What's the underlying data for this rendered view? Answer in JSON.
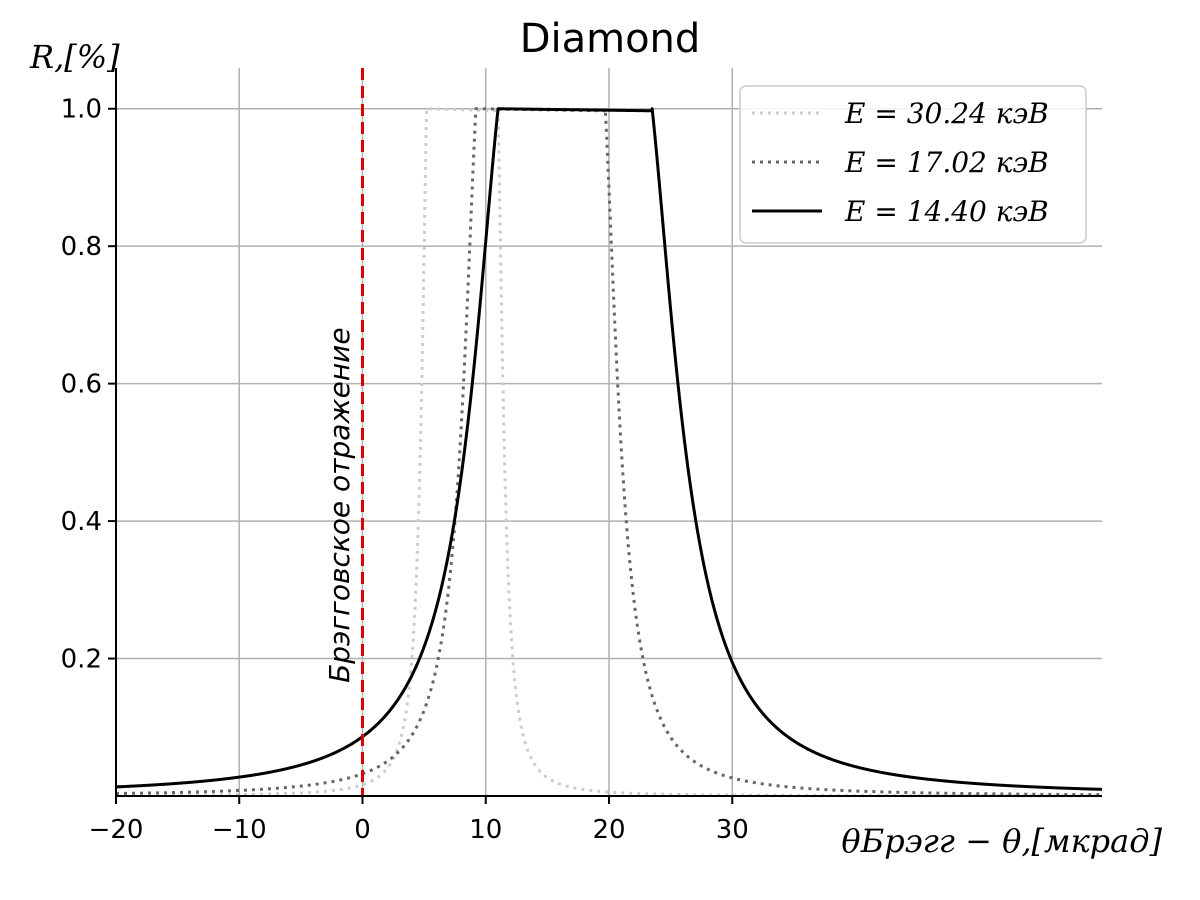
{
  "chart_data": {
    "type": "line",
    "title": "Diamond",
    "ylabel": "R,[%]",
    "xlabel": "θБрэгг − θ,[мкрад]",
    "xlim": [
      -20,
      60
    ],
    "ylim": [
      0,
      1.1
    ],
    "xticks": [
      -20,
      -10,
      0,
      10,
      20,
      30
    ],
    "xtick_labels": [
      "−20",
      "−10",
      "0",
      "10",
      "20",
      "30"
    ],
    "yticks": [
      0.2,
      0.4,
      0.6,
      0.8,
      1.0
    ],
    "ytick_labels": [
      "0.2",
      "0.4",
      "0.6",
      "0.8",
      "1.0"
    ],
    "grid": true,
    "legend_position": "top-right",
    "series": [
      {
        "name": "E = 30.24 кэВ",
        "color": "#cccccc",
        "style": "dotted",
        "plateau": [
          5.2,
          11.0
        ],
        "tail_width": 0.9
      },
      {
        "name": "E = 17.02 кэВ",
        "color": "#666666",
        "style": "dotted",
        "plateau": [
          9.2,
          19.7
        ],
        "tail_width": 2.3
      },
      {
        "name": "E = 14.40 кэВ",
        "color": "#000000",
        "style": "solid",
        "plateau": [
          11.0,
          23.5
        ],
        "tail_width": 4.8
      }
    ],
    "annotations": [
      {
        "type": "vline",
        "x": 0,
        "color": "#dd0000",
        "style": "dashed"
      },
      {
        "type": "text",
        "text": "Брэгговское отражение",
        "x": -1.5,
        "y": 0.15,
        "rotation": -90
      }
    ]
  }
}
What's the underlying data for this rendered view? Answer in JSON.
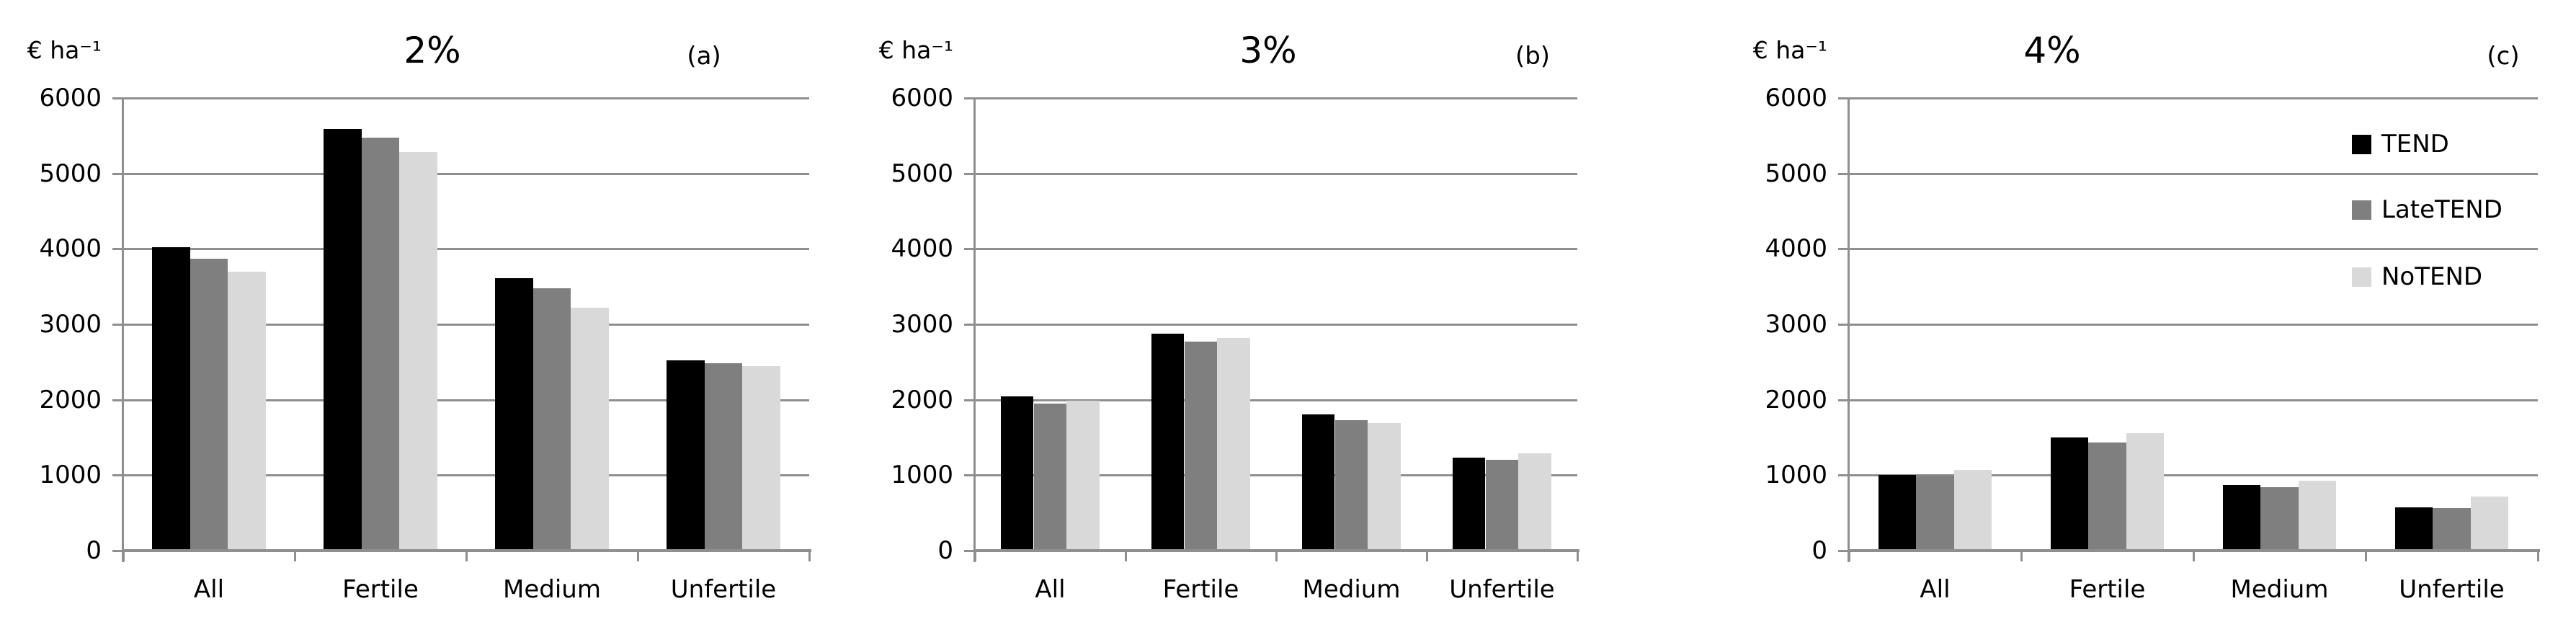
{
  "figure": {
    "background": "#ffffff",
    "line_color": "#8f8f8f",
    "text_color": "#000000",
    "y_tick_labels": [
      "0",
      "1000",
      "2000",
      "3000",
      "4000",
      "5000",
      "6000"
    ],
    "legend": {
      "position": "inside-right-panel-c",
      "items": [
        {
          "label": "TEND",
          "color": "#000000"
        },
        {
          "label": "LateTEND",
          "color": "#7f7f7f"
        },
        {
          "label": "NoTEND",
          "color": "#d9d9d9"
        }
      ]
    }
  },
  "chart_data": [
    {
      "type": "bar",
      "panel": "a",
      "title": "2%",
      "corner_label": "(a)",
      "unit_label": "€ ha⁻¹",
      "ylabel": "€ ha⁻¹",
      "xlabel": "",
      "ylim": [
        0,
        6000
      ],
      "ytick_step": 1000,
      "grid": true,
      "legend": false,
      "categories": [
        "All",
        "Fertile",
        "Medium",
        "Unfertile"
      ],
      "series": [
        {
          "name": "TEND",
          "color": "#000000",
          "values": [
            4020,
            5590,
            3610,
            2520
          ]
        },
        {
          "name": "LateTEND",
          "color": "#7f7f7f",
          "values": [
            3870,
            5470,
            3480,
            2480
          ]
        },
        {
          "name": "NoTEND",
          "color": "#d9d9d9",
          "values": [
            3700,
            5280,
            3220,
            2450
          ]
        }
      ]
    },
    {
      "type": "bar",
      "panel": "b",
      "title": "3%",
      "corner_label": "(b)",
      "unit_label": "€ ha⁻¹",
      "ylabel": "€ ha⁻¹",
      "xlabel": "",
      "ylim": [
        0,
        6000
      ],
      "ytick_step": 1000,
      "grid": true,
      "legend": false,
      "categories": [
        "All",
        "Fertile",
        "Medium",
        "Unfertile"
      ],
      "series": [
        {
          "name": "TEND",
          "color": "#000000",
          "values": [
            2040,
            2880,
            1810,
            1230
          ]
        },
        {
          "name": "LateTEND",
          "color": "#7f7f7f",
          "values": [
            1950,
            2770,
            1730,
            1200
          ]
        },
        {
          "name": "NoTEND",
          "color": "#d9d9d9",
          "values": [
            1990,
            2820,
            1690,
            1290
          ]
        }
      ]
    },
    {
      "type": "bar",
      "panel": "c",
      "title": "4%",
      "corner_label": "(c)",
      "unit_label": "€ ha⁻¹",
      "ylabel": "€ ha⁻¹",
      "xlabel": "",
      "ylim": [
        0,
        6000
      ],
      "ytick_step": 1000,
      "grid": true,
      "legend": true,
      "categories": [
        "All",
        "Fertile",
        "Medium",
        "Unfertile"
      ],
      "series": [
        {
          "name": "TEND",
          "color": "#000000",
          "values": [
            1000,
            1500,
            870,
            570
          ]
        },
        {
          "name": "LateTEND",
          "color": "#7f7f7f",
          "values": [
            990,
            1430,
            845,
            560
          ]
        },
        {
          "name": "NoTEND",
          "color": "#d9d9d9",
          "values": [
            1070,
            1560,
            925,
            720
          ]
        }
      ]
    }
  ]
}
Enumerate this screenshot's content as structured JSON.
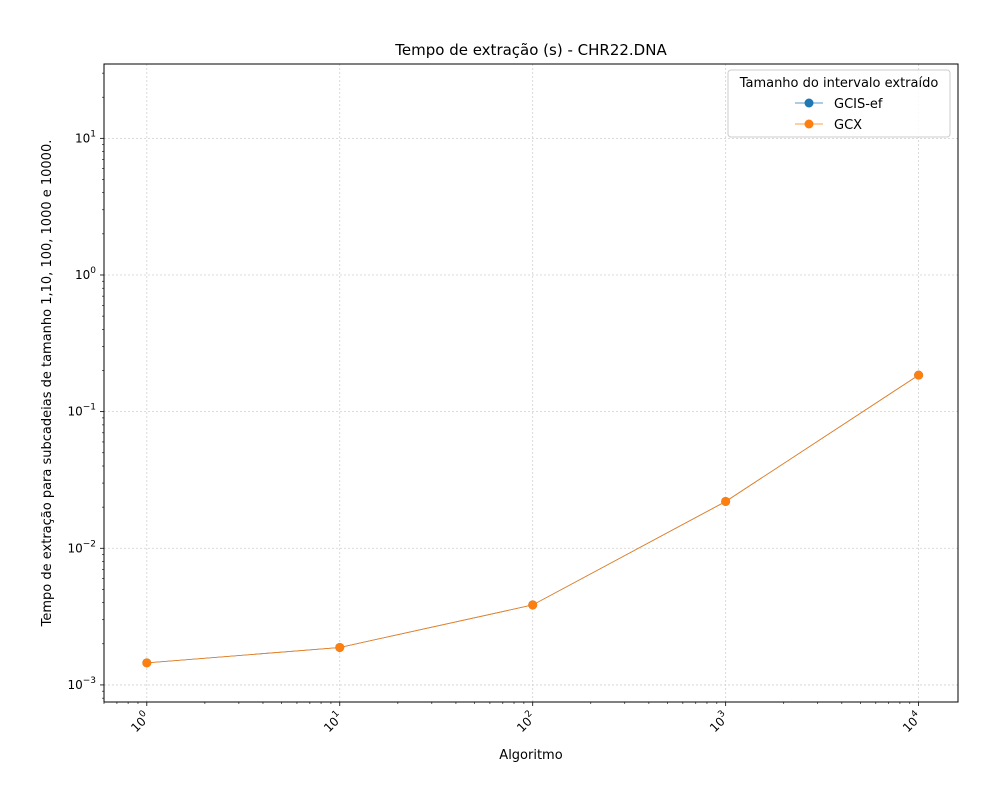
{
  "chart_data": {
    "type": "line",
    "title": "Tempo de extração (s) - CHR22.DNA",
    "xlabel": "Algoritmo",
    "ylabel": "Tempo de extração para subcadeias de tamanho 1,10, 100, 1000 e 10000.",
    "x_scale": "log",
    "y_scale": "log",
    "xlim": [
      0.6,
      16000
    ],
    "ylim": [
      0.00075,
      35
    ],
    "x_ticks": [
      {
        "value": 1,
        "base": "10",
        "exp": "0"
      },
      {
        "value": 10,
        "base": "10",
        "exp": "1"
      },
      {
        "value": 100,
        "base": "10",
        "exp": "2"
      },
      {
        "value": 1000,
        "base": "10",
        "exp": "3"
      },
      {
        "value": 10000,
        "base": "10",
        "exp": "4"
      }
    ],
    "y_ticks": [
      {
        "value": 0.001,
        "base": "10",
        "exp": "−3"
      },
      {
        "value": 0.01,
        "base": "10",
        "exp": "−2"
      },
      {
        "value": 0.1,
        "base": "10",
        "exp": "−1"
      },
      {
        "value": 1,
        "base": "10",
        "exp": "0"
      },
      {
        "value": 10,
        "base": "10",
        "exp": "1"
      }
    ],
    "grid": true,
    "legend": {
      "title": "Tamanho do intervalo extraído",
      "placement": "top-right"
    },
    "x": [
      1,
      10,
      100,
      1000,
      10000
    ],
    "series": [
      {
        "name": "GCIS-ef",
        "color": "#1f77b4",
        "values": [
          0.00145,
          0.00188,
          0.00385,
          0.022,
          0.185
        ]
      },
      {
        "name": "GCX",
        "color": "#ff7f0e",
        "values": [
          0.00145,
          0.00188,
          0.00385,
          0.022,
          0.185
        ]
      }
    ]
  }
}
::::
THE REQUEST ▸ Search the entries for "right" and copy out each line that has it.

REPLY TO THE EXERCISE ▸
    "legend_position": "top-right",
      "position": "inside-right-panel-c",
      "placement": "top-right"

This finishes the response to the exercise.